_YOUR TASK_
Put the lines of the records below into a numbered list, starting at the line containing "cell-d-mm: 190.5 <box>318 505 384 528</box>" and ending at the line containing "cell-cr: 8800 <box>654 439 718 482</box>", with both of those lines included and any blank lines left out.

_DATASET EXTRACT_
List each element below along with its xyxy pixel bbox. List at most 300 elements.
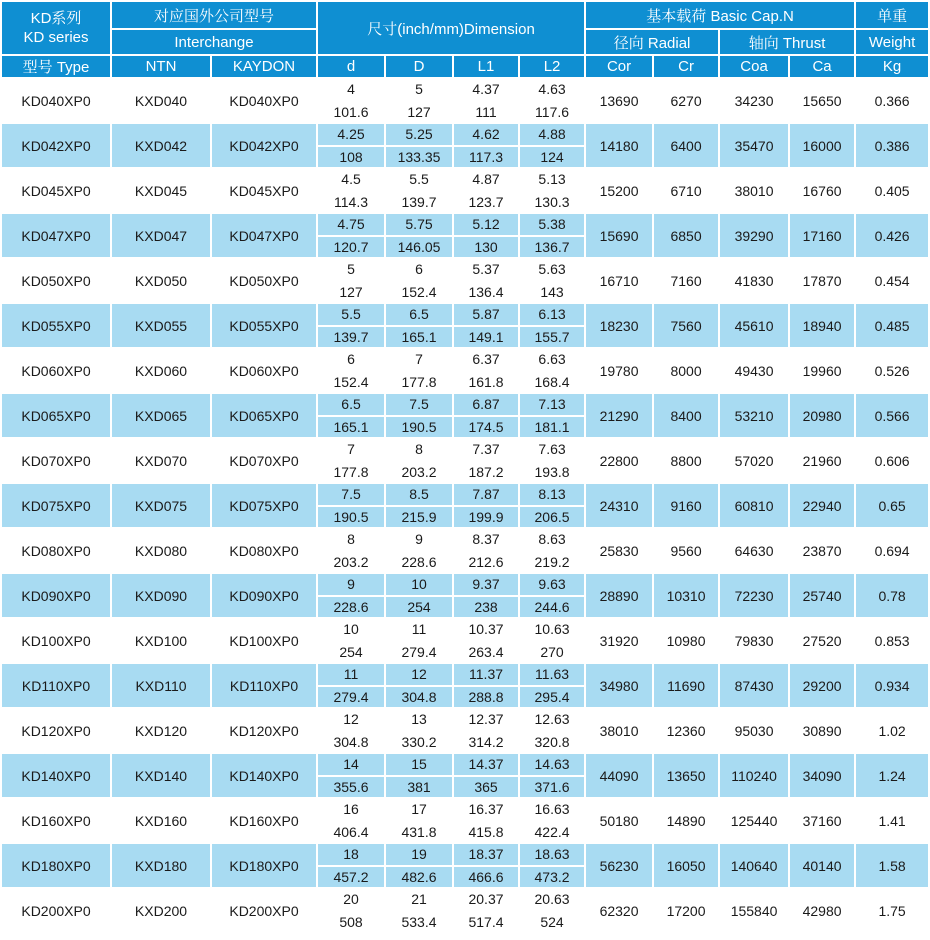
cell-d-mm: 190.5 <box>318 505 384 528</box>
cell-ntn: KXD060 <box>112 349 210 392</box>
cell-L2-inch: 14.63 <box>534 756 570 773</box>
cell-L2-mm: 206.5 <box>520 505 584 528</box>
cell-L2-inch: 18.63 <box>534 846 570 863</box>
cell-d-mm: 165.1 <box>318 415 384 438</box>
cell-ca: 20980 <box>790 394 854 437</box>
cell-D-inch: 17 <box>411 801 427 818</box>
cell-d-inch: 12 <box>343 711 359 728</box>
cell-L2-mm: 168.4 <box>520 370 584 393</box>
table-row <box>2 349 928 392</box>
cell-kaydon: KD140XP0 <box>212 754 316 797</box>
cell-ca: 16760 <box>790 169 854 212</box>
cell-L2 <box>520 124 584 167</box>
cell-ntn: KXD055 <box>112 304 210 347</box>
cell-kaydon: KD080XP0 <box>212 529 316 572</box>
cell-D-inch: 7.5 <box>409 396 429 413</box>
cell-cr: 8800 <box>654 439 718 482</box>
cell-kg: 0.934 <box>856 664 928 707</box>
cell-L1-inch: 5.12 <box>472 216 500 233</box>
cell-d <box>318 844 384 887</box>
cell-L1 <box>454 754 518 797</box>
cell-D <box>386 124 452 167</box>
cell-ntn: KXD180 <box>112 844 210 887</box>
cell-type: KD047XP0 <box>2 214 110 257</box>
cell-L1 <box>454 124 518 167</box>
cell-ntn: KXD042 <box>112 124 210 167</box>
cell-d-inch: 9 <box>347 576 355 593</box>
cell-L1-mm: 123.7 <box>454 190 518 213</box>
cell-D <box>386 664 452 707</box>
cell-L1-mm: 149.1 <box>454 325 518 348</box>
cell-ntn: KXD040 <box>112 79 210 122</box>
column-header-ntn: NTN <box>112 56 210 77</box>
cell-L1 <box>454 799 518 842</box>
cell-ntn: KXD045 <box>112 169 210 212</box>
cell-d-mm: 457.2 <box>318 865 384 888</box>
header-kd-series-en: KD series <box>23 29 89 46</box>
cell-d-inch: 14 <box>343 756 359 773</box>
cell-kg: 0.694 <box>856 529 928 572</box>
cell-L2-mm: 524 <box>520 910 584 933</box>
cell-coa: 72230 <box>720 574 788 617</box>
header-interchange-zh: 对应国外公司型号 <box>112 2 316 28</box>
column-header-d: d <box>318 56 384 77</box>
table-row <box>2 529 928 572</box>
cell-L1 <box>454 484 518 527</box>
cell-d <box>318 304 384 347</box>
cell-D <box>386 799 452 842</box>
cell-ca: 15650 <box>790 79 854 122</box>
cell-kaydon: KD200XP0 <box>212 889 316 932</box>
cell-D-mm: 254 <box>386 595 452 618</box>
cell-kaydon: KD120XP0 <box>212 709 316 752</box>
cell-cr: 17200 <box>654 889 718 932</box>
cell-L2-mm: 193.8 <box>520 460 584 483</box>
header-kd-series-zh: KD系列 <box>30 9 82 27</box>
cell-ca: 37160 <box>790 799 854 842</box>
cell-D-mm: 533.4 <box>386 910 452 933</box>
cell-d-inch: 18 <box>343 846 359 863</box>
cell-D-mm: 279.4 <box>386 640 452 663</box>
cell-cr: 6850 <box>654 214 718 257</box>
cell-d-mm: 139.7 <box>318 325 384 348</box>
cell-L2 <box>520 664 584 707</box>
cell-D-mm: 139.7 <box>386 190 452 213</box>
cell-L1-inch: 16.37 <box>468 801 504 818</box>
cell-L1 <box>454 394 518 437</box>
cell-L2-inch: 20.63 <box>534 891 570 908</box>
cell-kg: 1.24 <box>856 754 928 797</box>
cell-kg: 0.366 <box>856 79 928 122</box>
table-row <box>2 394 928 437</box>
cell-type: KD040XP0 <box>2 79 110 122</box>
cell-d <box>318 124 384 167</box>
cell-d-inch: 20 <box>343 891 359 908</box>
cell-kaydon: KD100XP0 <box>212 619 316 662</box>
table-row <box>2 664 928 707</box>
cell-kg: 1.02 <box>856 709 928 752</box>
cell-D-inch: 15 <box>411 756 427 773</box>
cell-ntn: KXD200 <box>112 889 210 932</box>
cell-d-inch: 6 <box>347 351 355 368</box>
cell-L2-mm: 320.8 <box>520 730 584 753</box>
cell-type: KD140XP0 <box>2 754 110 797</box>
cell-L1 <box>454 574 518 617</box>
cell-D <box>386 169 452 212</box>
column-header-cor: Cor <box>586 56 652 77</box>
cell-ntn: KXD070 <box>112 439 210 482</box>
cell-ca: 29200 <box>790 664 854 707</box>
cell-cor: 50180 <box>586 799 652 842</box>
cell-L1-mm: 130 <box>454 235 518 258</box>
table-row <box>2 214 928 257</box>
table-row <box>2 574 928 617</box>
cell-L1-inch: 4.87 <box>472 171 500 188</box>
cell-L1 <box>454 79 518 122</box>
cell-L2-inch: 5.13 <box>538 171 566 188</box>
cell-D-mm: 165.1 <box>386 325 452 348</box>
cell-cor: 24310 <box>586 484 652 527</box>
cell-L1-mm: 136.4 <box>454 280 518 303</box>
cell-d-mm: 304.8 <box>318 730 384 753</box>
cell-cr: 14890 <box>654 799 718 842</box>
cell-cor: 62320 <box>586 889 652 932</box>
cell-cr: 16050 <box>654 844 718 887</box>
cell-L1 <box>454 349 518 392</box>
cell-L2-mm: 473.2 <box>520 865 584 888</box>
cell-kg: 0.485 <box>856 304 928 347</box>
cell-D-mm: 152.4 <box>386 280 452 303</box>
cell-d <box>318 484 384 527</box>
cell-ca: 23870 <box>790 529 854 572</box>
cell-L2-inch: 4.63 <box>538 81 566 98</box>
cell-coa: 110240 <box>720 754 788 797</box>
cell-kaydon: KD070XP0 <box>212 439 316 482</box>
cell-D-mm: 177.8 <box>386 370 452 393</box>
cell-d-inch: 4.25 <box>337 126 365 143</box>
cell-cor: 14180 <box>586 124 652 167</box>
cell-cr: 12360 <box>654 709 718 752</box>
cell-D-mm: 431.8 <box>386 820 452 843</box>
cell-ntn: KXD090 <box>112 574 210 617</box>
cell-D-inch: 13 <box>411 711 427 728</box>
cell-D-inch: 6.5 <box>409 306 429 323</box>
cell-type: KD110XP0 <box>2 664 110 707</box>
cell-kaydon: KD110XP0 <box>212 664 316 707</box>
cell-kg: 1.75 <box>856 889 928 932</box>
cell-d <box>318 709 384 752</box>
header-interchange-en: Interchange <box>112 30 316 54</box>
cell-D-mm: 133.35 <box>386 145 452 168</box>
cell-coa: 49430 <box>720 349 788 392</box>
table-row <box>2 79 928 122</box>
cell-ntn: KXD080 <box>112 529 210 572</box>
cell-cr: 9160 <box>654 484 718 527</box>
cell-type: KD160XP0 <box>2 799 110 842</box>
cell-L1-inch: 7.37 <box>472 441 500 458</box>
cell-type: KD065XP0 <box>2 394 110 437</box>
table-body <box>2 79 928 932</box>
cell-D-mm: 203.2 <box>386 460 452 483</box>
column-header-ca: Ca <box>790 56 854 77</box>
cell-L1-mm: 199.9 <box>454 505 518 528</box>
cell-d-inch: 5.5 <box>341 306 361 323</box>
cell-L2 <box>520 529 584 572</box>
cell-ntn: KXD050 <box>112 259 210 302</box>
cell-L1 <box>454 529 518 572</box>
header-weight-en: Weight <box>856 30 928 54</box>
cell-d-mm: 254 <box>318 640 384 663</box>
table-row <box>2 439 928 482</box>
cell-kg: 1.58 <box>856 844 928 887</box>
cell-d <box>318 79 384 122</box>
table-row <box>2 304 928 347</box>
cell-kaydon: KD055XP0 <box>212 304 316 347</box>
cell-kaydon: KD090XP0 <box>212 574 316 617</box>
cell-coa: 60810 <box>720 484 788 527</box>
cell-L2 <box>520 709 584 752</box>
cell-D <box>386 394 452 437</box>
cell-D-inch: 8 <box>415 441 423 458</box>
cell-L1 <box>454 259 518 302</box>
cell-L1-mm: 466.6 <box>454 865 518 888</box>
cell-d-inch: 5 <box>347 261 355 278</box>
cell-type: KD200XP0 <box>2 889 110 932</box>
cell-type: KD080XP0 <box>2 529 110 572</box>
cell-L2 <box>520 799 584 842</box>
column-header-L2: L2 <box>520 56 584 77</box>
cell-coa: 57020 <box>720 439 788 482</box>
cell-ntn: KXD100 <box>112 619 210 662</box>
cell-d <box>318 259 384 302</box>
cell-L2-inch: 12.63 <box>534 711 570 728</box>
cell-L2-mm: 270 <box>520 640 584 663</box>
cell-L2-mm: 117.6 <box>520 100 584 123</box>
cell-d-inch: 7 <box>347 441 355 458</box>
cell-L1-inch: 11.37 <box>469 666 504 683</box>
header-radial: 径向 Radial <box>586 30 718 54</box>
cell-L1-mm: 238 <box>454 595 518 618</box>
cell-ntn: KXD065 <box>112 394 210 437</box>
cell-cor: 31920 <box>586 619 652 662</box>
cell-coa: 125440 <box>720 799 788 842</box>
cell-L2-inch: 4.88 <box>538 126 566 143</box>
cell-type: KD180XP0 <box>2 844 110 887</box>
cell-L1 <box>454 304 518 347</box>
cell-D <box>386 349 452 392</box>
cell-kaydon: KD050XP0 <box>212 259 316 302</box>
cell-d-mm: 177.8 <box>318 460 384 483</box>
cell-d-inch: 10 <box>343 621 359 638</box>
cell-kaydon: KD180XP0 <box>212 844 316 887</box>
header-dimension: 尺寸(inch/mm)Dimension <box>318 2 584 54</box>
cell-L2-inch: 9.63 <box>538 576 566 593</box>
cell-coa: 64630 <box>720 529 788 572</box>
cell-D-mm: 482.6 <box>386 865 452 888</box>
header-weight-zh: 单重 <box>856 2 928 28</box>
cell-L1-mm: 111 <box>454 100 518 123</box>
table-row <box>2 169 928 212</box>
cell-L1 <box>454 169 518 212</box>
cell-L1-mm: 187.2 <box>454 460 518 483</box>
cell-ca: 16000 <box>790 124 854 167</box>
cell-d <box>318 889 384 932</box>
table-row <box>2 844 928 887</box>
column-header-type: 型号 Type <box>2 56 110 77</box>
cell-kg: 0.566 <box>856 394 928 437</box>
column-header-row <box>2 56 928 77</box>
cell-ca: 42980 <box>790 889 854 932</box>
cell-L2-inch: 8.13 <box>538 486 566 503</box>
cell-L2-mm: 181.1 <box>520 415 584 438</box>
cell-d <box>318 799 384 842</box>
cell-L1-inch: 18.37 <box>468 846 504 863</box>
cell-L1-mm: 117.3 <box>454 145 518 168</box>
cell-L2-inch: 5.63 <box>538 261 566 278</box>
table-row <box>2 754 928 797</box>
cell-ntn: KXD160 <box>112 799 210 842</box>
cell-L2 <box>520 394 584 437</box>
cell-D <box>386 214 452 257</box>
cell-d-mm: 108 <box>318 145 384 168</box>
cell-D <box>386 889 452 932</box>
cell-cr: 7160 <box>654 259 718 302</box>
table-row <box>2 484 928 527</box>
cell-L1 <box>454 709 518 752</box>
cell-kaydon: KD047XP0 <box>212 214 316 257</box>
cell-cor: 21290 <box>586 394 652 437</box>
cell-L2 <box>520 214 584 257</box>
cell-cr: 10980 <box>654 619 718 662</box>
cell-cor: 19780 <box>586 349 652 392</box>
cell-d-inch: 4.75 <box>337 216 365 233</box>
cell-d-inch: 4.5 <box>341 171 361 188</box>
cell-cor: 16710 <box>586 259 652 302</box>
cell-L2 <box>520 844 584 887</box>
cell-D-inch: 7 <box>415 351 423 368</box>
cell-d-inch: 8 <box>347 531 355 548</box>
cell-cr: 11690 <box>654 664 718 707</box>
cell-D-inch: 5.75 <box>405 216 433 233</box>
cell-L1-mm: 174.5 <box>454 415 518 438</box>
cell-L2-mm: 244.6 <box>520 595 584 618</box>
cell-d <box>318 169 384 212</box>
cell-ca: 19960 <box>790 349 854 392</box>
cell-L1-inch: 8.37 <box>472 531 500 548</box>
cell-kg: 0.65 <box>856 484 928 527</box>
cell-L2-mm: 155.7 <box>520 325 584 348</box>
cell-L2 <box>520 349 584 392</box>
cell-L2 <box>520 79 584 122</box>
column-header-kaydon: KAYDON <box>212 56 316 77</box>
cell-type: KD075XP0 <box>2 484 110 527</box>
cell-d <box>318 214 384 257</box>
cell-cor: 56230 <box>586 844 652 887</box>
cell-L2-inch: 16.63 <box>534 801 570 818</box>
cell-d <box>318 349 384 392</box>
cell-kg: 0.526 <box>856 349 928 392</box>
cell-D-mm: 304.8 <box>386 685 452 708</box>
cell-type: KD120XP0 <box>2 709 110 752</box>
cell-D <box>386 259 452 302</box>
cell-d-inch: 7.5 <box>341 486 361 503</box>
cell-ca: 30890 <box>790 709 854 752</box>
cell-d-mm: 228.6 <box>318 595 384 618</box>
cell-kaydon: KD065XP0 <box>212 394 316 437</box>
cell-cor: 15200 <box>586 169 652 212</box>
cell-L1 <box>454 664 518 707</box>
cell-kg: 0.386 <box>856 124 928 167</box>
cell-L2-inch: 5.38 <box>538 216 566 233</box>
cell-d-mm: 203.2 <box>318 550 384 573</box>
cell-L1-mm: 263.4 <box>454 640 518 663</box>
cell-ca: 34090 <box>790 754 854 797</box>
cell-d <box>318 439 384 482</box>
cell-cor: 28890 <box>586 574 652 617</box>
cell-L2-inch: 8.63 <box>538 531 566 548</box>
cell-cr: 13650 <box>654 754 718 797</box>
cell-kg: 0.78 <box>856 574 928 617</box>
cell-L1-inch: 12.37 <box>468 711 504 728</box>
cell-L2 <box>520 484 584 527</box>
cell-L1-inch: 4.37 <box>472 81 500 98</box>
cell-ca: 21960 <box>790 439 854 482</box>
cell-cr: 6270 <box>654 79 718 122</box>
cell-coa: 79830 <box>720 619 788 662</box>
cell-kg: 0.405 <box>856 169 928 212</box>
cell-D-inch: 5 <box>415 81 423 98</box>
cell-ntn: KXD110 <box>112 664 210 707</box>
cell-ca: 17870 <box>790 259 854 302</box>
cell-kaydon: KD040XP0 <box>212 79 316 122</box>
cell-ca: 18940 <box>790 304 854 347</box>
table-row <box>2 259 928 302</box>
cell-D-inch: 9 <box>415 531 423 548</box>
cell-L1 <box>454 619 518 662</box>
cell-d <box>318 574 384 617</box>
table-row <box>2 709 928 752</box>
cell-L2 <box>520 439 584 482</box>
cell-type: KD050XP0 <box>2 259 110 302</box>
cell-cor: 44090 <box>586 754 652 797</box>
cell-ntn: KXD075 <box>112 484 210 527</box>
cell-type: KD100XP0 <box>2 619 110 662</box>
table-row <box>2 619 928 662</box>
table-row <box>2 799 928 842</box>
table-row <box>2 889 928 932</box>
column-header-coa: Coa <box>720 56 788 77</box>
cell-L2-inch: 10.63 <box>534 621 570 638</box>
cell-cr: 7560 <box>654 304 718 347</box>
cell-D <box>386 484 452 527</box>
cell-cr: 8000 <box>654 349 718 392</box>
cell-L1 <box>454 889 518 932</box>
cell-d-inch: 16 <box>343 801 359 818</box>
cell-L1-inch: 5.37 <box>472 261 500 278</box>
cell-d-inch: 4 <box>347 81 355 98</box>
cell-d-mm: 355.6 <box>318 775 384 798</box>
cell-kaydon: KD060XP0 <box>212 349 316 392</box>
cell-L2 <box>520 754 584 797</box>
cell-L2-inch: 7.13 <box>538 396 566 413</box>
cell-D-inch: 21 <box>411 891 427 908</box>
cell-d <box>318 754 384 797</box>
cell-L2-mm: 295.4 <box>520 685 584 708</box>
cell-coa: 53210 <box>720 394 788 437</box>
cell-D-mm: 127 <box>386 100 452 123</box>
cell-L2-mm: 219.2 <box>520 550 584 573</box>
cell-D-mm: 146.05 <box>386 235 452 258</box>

_RESPONSE FOR THIS EXERCISE_
1. cell-d-mm: 190.5 <box>318 505 384 528</box>
2. cell-ntn: KXD060 <box>112 349 210 392</box>
3. cell-L2-inch: 14.63 <box>534 756 570 773</box>
4. cell-L2-mm: 206.5 <box>520 505 584 528</box>
5. cell-L2-inch: 18.63 <box>534 846 570 863</box>
6. cell-d-mm: 165.1 <box>318 415 384 438</box>
7. cell-ca: 20980 <box>790 394 854 437</box>
8. cell-D-inch: 17 <box>411 801 427 818</box>
9. cell-d-inch: 12 <box>343 711 359 728</box>
10. cell-L2-mm: 168.4 <box>520 370 584 393</box>
11. table-row <box>2 349 928 392</box>
12. cell-kaydon: KD140XP0 <box>212 754 316 797</box>
13. cell-ca: 16760 <box>790 169 854 212</box>
14. cell-L2 <box>520 124 584 167</box>
15. cell-ntn: KXD055 <box>112 304 210 347</box>
16. cell-kaydon: KD080XP0 <box>212 529 316 572</box>
17. cell-D-inch: 7.5 <box>409 396 429 413</box>
18. cell-cr: 8800 <box>654 439 718 482</box>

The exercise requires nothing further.